-- What to work on --
Return each line of the entries below word for word, with nothing added, dropped or changed.
++++
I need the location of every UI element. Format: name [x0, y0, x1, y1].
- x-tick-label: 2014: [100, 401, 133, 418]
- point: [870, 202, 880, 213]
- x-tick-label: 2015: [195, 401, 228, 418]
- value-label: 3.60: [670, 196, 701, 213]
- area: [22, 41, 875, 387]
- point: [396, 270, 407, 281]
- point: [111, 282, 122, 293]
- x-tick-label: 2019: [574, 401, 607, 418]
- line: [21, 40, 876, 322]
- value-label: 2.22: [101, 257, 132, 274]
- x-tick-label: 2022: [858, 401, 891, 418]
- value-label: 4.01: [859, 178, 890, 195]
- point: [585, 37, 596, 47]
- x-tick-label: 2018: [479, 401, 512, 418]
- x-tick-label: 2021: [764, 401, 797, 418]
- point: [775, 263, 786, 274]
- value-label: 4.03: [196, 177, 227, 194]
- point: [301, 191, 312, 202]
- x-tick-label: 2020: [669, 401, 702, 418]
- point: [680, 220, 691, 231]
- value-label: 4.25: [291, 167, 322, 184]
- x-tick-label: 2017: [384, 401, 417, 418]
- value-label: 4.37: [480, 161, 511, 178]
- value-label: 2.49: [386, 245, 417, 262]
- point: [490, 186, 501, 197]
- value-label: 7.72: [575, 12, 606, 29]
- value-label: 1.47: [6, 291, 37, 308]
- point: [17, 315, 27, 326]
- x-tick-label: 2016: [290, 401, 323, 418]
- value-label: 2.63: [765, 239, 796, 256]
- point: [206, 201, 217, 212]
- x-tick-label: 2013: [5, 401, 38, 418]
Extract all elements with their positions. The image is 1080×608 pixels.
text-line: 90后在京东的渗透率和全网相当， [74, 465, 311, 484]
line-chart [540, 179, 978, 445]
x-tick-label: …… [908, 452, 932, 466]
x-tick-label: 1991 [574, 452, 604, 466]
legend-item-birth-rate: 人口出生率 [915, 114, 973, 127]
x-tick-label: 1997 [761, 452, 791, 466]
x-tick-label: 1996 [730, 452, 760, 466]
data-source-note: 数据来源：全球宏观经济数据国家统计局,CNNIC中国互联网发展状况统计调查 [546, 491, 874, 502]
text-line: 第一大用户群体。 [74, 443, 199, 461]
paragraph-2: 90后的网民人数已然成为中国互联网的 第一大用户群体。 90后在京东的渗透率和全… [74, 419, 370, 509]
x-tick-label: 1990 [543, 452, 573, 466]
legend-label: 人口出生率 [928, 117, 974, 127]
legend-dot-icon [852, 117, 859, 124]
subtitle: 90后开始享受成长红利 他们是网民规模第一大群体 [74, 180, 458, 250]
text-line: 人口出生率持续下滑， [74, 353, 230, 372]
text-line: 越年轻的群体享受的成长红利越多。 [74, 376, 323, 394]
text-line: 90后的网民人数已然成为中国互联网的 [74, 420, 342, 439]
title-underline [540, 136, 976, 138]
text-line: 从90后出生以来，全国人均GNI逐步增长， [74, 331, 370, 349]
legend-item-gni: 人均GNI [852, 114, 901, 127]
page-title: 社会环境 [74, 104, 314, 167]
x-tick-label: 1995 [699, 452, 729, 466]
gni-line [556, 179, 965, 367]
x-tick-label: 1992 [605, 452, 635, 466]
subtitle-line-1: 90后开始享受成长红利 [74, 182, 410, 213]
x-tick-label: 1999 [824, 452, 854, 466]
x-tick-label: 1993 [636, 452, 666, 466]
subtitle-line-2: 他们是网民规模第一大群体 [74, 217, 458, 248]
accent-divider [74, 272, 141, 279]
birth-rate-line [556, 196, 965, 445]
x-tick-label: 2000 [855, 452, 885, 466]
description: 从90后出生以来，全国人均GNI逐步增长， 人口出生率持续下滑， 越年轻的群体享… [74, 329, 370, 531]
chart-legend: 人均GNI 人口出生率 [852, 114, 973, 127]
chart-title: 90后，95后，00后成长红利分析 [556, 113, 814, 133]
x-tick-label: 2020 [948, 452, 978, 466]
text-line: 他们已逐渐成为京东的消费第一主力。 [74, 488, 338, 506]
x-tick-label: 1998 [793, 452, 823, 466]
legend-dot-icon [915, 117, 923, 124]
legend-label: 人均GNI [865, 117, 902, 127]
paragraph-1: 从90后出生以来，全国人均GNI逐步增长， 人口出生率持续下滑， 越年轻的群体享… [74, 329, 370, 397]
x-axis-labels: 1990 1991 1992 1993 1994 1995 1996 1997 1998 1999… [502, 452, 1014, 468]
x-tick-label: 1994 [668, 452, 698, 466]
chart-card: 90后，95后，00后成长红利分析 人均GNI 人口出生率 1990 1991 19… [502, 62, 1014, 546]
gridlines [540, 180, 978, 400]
++++
-- Response to the task --
I need the location of every UI element. Format: name [x0, y0, x1, y1].
- x-tick-label: 2014: [100, 401, 133, 418]
- point: [870, 202, 880, 213]
- x-tick-label: 2015: [195, 401, 228, 418]
- value-label: 3.60: [670, 196, 701, 213]
- area: [22, 41, 875, 387]
- point: [396, 270, 407, 281]
- point: [111, 282, 122, 293]
- x-tick-label: 2019: [574, 401, 607, 418]
- line: [21, 40, 876, 322]
- value-label: 2.22: [101, 257, 132, 274]
- x-tick-label: 2022: [858, 401, 891, 418]
- value-label: 4.01: [859, 178, 890, 195]
- point: [585, 37, 596, 47]
- x-tick-label: 2018: [479, 401, 512, 418]
- x-tick-label: 2021: [764, 401, 797, 418]
- point: [775, 263, 786, 274]
- value-label: 4.03: [196, 177, 227, 194]
- point: [301, 191, 312, 202]
- x-tick-label: 2020: [669, 401, 702, 418]
- point: [680, 220, 691, 231]
- value-label: 4.25: [291, 167, 322, 184]
- x-tick-label: 2017: [384, 401, 417, 418]
- value-label: 4.37: [480, 161, 511, 178]
- value-label: 2.49: [386, 245, 417, 262]
- point: [490, 186, 501, 197]
- value-label: 7.72: [575, 12, 606, 29]
- value-label: 1.47: [6, 291, 37, 308]
- point: [17, 315, 27, 326]
- x-tick-label: 2016: [290, 401, 323, 418]
- value-label: 2.63: [765, 239, 796, 256]
- point: [206, 201, 217, 212]
- x-tick-label: 2013: [5, 401, 38, 418]
Extract all elements with their positions. The image is 1080×608 pixels.
text-line: 90后在京东的渗透率和全网相当， [74, 465, 311, 484]
line-chart [540, 179, 978, 445]
x-tick-label: …… [908, 452, 932, 466]
x-tick-label: 1991 [574, 452, 604, 466]
legend-item-birth-rate: 人口出生率 [915, 114, 973, 127]
x-tick-label: 1997 [761, 452, 791, 466]
x-tick-label: 1996 [730, 452, 760, 466]
data-source-note: 数据来源：全球宏观经济数据国家统计局,CNNIC中国互联网发展状况统计调查 [546, 491, 874, 502]
text-line: 第一大用户群体。 [74, 443, 199, 461]
paragraph-2: 90后的网民人数已然成为中国互联网的 第一大用户群体。 90后在京东的渗透率和全… [74, 419, 370, 509]
x-tick-label: 1990 [543, 452, 573, 466]
legend-label: 人口出生率 [928, 117, 974, 127]
legend-dot-icon [852, 117, 859, 124]
subtitle: 90后开始享受成长红利 他们是网民规模第一大群体 [74, 180, 458, 250]
text-line: 人口出生率持续下滑， [74, 353, 230, 372]
text-line: 越年轻的群体享受的成长红利越多。 [74, 376, 323, 394]
text-line: 90后的网民人数已然成为中国互联网的 [74, 420, 342, 439]
title-underline [540, 136, 976, 138]
text-line: 从90后出生以来，全国人均GNI逐步增长， [74, 331, 370, 349]
legend-item-gni: 人均GNI [852, 114, 901, 127]
page-title: 社会环境 [74, 104, 314, 167]
x-tick-label: 1995 [699, 452, 729, 466]
gni-line [556, 179, 965, 367]
x-tick-label: 1992 [605, 452, 635, 466]
subtitle-line-1: 90后开始享受成长红利 [74, 182, 410, 213]
x-tick-label: 1999 [824, 452, 854, 466]
x-tick-label: 1993 [636, 452, 666, 466]
subtitle-line-2: 他们是网民规模第一大群体 [74, 217, 458, 248]
accent-divider [74, 272, 141, 279]
birth-rate-line [556, 196, 965, 445]
x-tick-label: 2000 [855, 452, 885, 466]
description: 从90后出生以来，全国人均GNI逐步增长， 人口出生率持续下滑， 越年轻的群体享… [74, 329, 370, 531]
chart-legend: 人均GNI 人口出生率 [852, 114, 973, 127]
chart-title: 90后，95后，00后成长红利分析 [556, 113, 814, 133]
x-tick-label: 2020 [948, 452, 978, 466]
text-line: 他们已逐渐成为京东的消费第一主力。 [74, 488, 338, 506]
x-tick-label: 1998 [793, 452, 823, 466]
legend-dot-icon [915, 117, 923, 124]
legend-label: 人均GNI [865, 117, 902, 127]
paragraph-1: 从90后出生以来，全国人均GNI逐步增长， 人口出生率持续下滑， 越年轻的群体享… [74, 329, 370, 397]
x-axis-labels: 1990 1991 1992 1993 1994 1995 1996 1997 1998 1999… [502, 452, 1014, 468]
x-tick-label: 1994 [668, 452, 698, 466]
chart-card: 90后，95后，00后成长红利分析 人均GNI 人口出生率 1990 1991 19… [502, 62, 1014, 546]
gridlines [540, 180, 978, 400]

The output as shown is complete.